Short task
Report only the number of lines in this material that include "يشاء".

━━ Data for this task

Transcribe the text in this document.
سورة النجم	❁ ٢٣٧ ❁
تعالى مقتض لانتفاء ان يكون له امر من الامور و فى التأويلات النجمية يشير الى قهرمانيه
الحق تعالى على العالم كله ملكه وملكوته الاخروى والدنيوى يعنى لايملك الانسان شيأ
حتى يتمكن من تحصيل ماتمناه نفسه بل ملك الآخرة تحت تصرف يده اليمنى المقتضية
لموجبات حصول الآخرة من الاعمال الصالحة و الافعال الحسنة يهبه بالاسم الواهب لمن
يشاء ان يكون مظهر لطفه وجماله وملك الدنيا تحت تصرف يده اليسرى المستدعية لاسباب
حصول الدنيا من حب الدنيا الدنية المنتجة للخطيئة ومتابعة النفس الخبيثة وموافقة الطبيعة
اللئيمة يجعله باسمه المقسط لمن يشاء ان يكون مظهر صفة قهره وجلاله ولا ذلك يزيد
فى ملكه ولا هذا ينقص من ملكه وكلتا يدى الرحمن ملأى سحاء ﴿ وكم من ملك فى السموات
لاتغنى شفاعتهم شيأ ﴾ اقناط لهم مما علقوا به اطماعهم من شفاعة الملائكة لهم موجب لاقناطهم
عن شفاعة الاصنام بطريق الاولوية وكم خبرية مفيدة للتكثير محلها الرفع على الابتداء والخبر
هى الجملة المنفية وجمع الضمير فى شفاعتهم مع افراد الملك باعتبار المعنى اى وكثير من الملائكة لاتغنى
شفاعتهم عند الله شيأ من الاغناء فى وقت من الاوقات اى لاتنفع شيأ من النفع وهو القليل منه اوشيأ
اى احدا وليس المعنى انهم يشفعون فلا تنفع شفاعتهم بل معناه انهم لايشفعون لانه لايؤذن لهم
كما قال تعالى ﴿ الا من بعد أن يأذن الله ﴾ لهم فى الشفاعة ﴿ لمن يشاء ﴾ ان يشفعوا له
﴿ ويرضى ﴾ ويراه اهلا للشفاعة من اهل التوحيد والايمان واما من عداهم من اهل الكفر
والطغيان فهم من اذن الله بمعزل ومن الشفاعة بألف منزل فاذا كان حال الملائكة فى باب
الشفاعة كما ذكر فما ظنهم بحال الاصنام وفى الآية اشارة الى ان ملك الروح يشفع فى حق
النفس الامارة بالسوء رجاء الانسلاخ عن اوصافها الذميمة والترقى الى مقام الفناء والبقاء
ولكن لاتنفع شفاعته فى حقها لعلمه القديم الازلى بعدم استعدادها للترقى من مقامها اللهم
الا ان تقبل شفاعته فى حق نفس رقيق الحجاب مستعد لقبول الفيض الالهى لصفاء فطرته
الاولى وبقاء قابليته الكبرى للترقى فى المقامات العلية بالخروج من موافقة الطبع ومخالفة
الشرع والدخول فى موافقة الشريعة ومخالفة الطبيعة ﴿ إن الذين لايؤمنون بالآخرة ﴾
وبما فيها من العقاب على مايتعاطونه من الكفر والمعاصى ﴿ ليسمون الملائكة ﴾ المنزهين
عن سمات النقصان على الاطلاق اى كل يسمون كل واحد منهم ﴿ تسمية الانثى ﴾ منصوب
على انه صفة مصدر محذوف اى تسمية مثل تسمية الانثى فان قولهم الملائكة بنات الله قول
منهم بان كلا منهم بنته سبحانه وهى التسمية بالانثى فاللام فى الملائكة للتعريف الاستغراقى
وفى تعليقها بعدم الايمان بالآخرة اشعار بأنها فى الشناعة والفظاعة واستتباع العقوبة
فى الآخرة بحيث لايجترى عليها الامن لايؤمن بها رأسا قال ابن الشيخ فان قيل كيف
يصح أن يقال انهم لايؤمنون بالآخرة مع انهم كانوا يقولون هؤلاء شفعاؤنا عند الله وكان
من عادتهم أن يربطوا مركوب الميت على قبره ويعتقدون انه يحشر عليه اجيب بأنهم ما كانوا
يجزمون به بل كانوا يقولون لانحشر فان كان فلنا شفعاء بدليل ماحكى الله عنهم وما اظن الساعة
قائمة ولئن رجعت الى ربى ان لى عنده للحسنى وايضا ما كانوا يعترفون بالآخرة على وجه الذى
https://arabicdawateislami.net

━━━━

Solution to the exercise
3